→ **Exercise details**
Make an exact copy of all the entries below, with the pictures left out.

start Task material

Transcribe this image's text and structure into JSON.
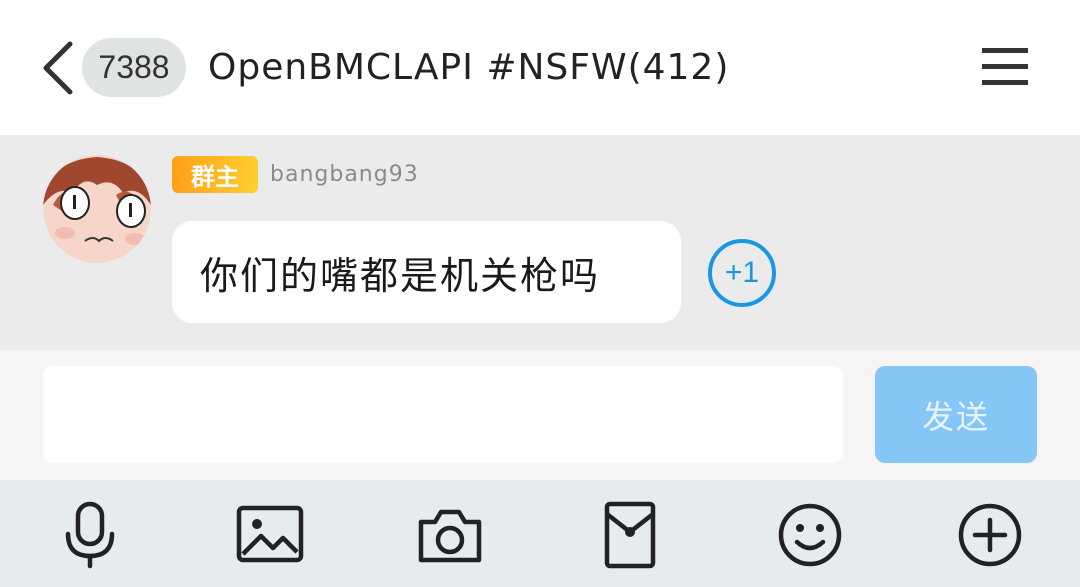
{
  "header": {
    "unread_count": "7388",
    "title": "OpenBMCLAPI #NSFW(412)"
  },
  "message": {
    "role_badge": "群主",
    "sender": "bangbang93",
    "text": "你们的嘴都是机关枪吗",
    "plus_one_label": "+1"
  },
  "composer": {
    "input_value": "",
    "send_label": "发送",
    "send_color": "#86c6f6"
  },
  "toolbar": {
    "tools": [
      "microphone-icon",
      "image-icon",
      "camera-icon",
      "red-packet-icon",
      "emoji-icon",
      "plus-icon"
    ]
  },
  "colors": {
    "accent": "#1a96e6",
    "badge_gradient_start": "#ff9f1a",
    "badge_gradient_end": "#ffcf2e"
  }
}
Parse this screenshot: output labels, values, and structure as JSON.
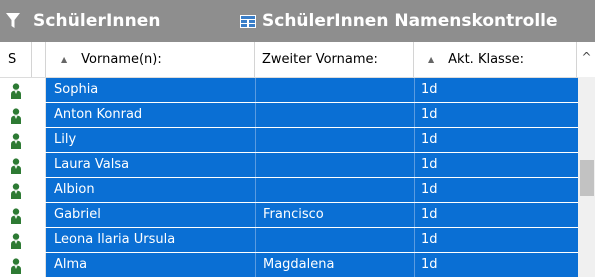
{
  "window": {
    "panel_title": "SchülerInnen",
    "tab_title": "SchülerInnen Namenskontrolle"
  },
  "header": {
    "col_s": "S",
    "col_vorname": "Vorname(n):",
    "col_zweiter": "Zweiter Vorname:",
    "col_klasse": "Akt. Klasse:"
  },
  "rows": [
    {
      "vorname": "Sophia",
      "zweiter": "",
      "klasse": "1d"
    },
    {
      "vorname": "Anton Konrad",
      "zweiter": "",
      "klasse": "1d"
    },
    {
      "vorname": "Lily",
      "zweiter": "",
      "klasse": "1d"
    },
    {
      "vorname": "Laura Valsa",
      "zweiter": "",
      "klasse": "1d"
    },
    {
      "vorname": "Albion",
      "zweiter": "",
      "klasse": "1d"
    },
    {
      "vorname": "Gabriel",
      "zweiter": "Francisco",
      "klasse": "1d"
    },
    {
      "vorname": "Leona Ilaria Ursula",
      "zweiter": "",
      "klasse": "1d"
    },
    {
      "vorname": "Alma",
      "zweiter": "Magdalena",
      "klasse": "1d"
    }
  ],
  "icons": {
    "filter": "filter-icon",
    "table": "table-icon",
    "student": "student-icon",
    "sort": "sort-ascending-icon",
    "scroll_up": "scroll-up-arrow-icon"
  },
  "colors": {
    "title_bar": "#8e8e8e",
    "selection": "#0a6fd4",
    "student_icon": "#2d7a33"
  }
}
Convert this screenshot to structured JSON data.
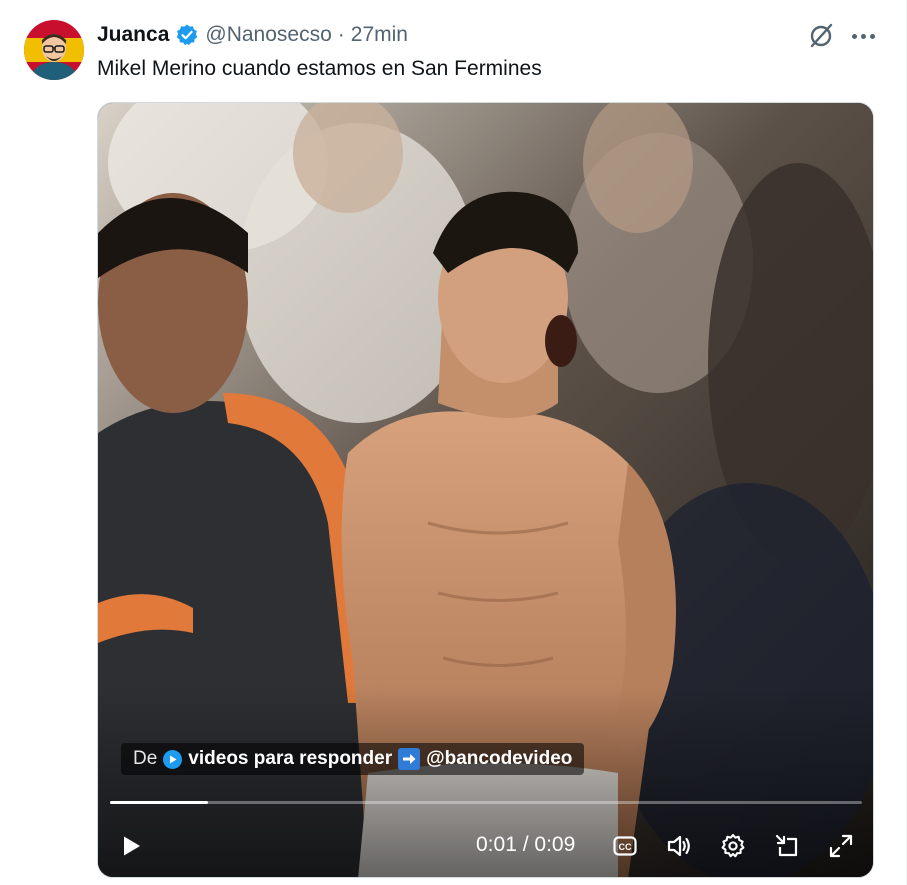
{
  "user": {
    "name": "Juanca",
    "handle": "@Nanosecso",
    "separator": "·",
    "time": "27min",
    "verified": true
  },
  "tweet": {
    "text": "Mikel Merino cuando estamos en San Fermines"
  },
  "video": {
    "caption": {
      "prefix": "De",
      "source": "videos para responder",
      "credit": "@bancodevideo"
    },
    "current_time": "0:01",
    "time_separator": "/",
    "duration": "0:09",
    "progress": 0.13
  },
  "icons": {
    "verified": "verified-badge-icon",
    "grok": "grok-icon",
    "more": "more-icon",
    "play": "play-icon",
    "captions": "captions-icon",
    "volume": "volume-icon",
    "settings": "settings-icon",
    "pip": "picture-in-picture-icon",
    "fullscreen": "fullscreen-icon"
  },
  "colors": {
    "accent": "#1d9bf0",
    "text_primary": "#0f1419",
    "text_secondary": "#536471"
  }
}
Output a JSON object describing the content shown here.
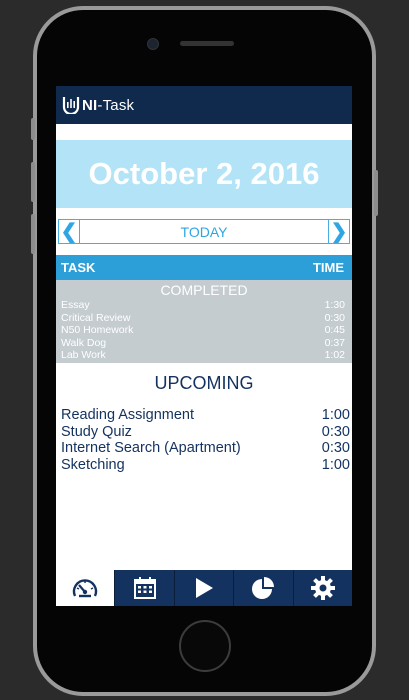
{
  "app": {
    "name_prefix": "NI",
    "name_suffix": "-Task",
    "logo_icon": "u-bar-chart-icon"
  },
  "date_banner": {
    "text": "October 2, 2016"
  },
  "date_nav": {
    "prev": "❮",
    "label": "TODAY",
    "next": "❯"
  },
  "task_table": {
    "task_header": "TASK",
    "time_header": "TIME"
  },
  "completed": {
    "title": "COMPLETED",
    "items": [
      {
        "task": "Essay",
        "time": "1:30"
      },
      {
        "task": "Critical Review",
        "time": "0:30"
      },
      {
        "task": "N50 Homework",
        "time": "0:45"
      },
      {
        "task": "Walk Dog",
        "time": "0:37"
      },
      {
        "task": "Lab Work",
        "time": "1:02"
      }
    ]
  },
  "upcoming": {
    "title": "UPCOMING",
    "items": [
      {
        "task": "Reading Assignment",
        "time": "1:00"
      },
      {
        "task": "Study Quiz",
        "time": "0:30"
      },
      {
        "task": "Internet Search (Apartment)",
        "time": "0:30"
      },
      {
        "task": "Sketching",
        "time": "1:00"
      }
    ]
  },
  "tab_bar": {
    "tabs": [
      {
        "icon": "speedometer-icon",
        "active": true
      },
      {
        "icon": "calendar-icon",
        "active": false
      },
      {
        "icon": "play-icon",
        "active": false
      },
      {
        "icon": "pie-chart-icon",
        "active": false
      },
      {
        "icon": "gear-icon",
        "active": false
      }
    ]
  },
  "colors": {
    "header_navy": "#0f2a4d",
    "accent_blue": "#2d9fd8",
    "banner_light_blue": "#b3e3f7",
    "completed_gray": "#c4ccd0",
    "text_navy": "#14325f"
  }
}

end Task material

→ **Exercise answer**
Transcribe this image's text and structure into JSON.
{
  "header": {
    "unread_count": "7388",
    "title": "OpenBMCLAPI #NSFW(412)"
  },
  "message": {
    "role_badge": "群主",
    "sender": "bangbang93",
    "text": "你们的嘴都是机关枪吗",
    "plus_one_label": "+1"
  },
  "composer": {
    "input_value": "",
    "send_label": "发送",
    "send_color": "#86c6f6"
  },
  "toolbar": {
    "tools": [
      "microphone-icon",
      "image-icon",
      "camera-icon",
      "red-packet-icon",
      "emoji-icon",
      "plus-icon"
    ]
  },
  "colors": {
    "accent": "#1a96e6",
    "badge_gradient_start": "#ff9f1a",
    "badge_gradient_end": "#ffcf2e"
  }
}
Parse this screenshot: output labels, values, and structure as JSON.
{
  "window": {
    "panel_title": "SchülerInnen",
    "tab_title": "SchülerInnen Namenskontrolle"
  },
  "header": {
    "col_s": "S",
    "col_vorname": "Vorname(n):",
    "col_zweiter": "Zweiter Vorname:",
    "col_klasse": "Akt. Klasse:"
  },
  "rows": [
    {
      "vorname": "Sophia",
      "zweiter": "",
      "klasse": "1d"
    },
    {
      "vorname": "Anton Konrad",
      "zweiter": "",
      "klasse": "1d"
    },
    {
      "vorname": "Lily",
      "zweiter": "",
      "klasse": "1d"
    },
    {
      "vorname": "Laura Valsa",
      "zweiter": "",
      "klasse": "1d"
    },
    {
      "vorname": "Albion",
      "zweiter": "",
      "klasse": "1d"
    },
    {
      "vorname": "Gabriel",
      "zweiter": "Francisco",
      "klasse": "1d"
    },
    {
      "vorname": "Leona Ilaria Ursula",
      "zweiter": "",
      "klasse": "1d"
    },
    {
      "vorname": "Alma",
      "zweiter": "Magdalena",
      "klasse": "1d"
    }
  ],
  "icons": {
    "filter": "filter-icon",
    "table": "table-icon",
    "student": "student-icon",
    "sort": "sort-ascending-icon",
    "scroll_up": "scroll-up-arrow-icon"
  },
  "colors": {
    "title_bar": "#8e8e8e",
    "selection": "#0a6fd4",
    "student_icon": "#2d7a33"
  }
}
Convert this screenshot to structured JSON data.
{
  "user": {
    "name": "Juanca",
    "handle": "@Nanosecso",
    "separator": "·",
    "time": "27min",
    "verified": true
  },
  "tweet": {
    "text": "Mikel Merino cuando estamos en San Fermines"
  },
  "video": {
    "caption": {
      "prefix": "De",
      "source": "videos para responder",
      "credit": "@bancodevideo"
    },
    "current_time": "0:01",
    "time_separator": "/",
    "duration": "0:09",
    "progress": 0.13
  },
  "icons": {
    "verified": "verified-badge-icon",
    "grok": "grok-icon",
    "more": "more-icon",
    "play": "play-icon",
    "captions": "captions-icon",
    "volume": "volume-icon",
    "settings": "settings-icon",
    "pip": "picture-in-picture-icon",
    "fullscreen": "fullscreen-icon"
  },
  "colors": {
    "accent": "#1d9bf0",
    "text_primary": "#0f1419",
    "text_secondary": "#536471"
  }
}
Output a JSON object describing the content shown here.
{
  "app": {
    "name_prefix": "NI",
    "name_suffix": "-Task",
    "logo_icon": "u-bar-chart-icon"
  },
  "date_banner": {
    "text": "October 2, 2016"
  },
  "date_nav": {
    "prev": "❮",
    "label": "TODAY",
    "next": "❯"
  },
  "task_table": {
    "task_header": "TASK",
    "time_header": "TIME"
  },
  "completed": {
    "title": "COMPLETED",
    "items": [
      {
        "task": "Essay",
        "time": "1:30"
      },
      {
        "task": "Critical Review",
        "time": "0:30"
      },
      {
        "task": "N50 Homework",
        "time": "0:45"
      },
      {
        "task": "Walk Dog",
        "time": "0:37"
      },
      {
        "task": "Lab Work",
        "time": "1:02"
      }
    ]
  },
  "upcoming": {
    "title": "UPCOMING",
    "items": [
      {
        "task": "Reading Assignment",
        "time": "1:00"
      },
      {
        "task": "Study Quiz",
        "time": "0:30"
      },
      {
        "task": "Internet Search (Apartment)",
        "time": "0:30"
      },
      {
        "task": "Sketching",
        "time": "1:00"
      }
    ]
  },
  "tab_bar": {
    "tabs": [
      {
        "icon": "speedometer-icon",
        "active": true
      },
      {
        "icon": "calendar-icon",
        "active": false
      },
      {
        "icon": "play-icon",
        "active": false
      },
      {
        "icon": "pie-chart-icon",
        "active": false
      },
      {
        "icon": "gear-icon",
        "active": false
      }
    ]
  },
  "colors": {
    "header_navy": "#0f2a4d",
    "accent_blue": "#2d9fd8",
    "banner_light_blue": "#b3e3f7",
    "completed_gray": "#c4ccd0",
    "text_navy": "#14325f"
  }
}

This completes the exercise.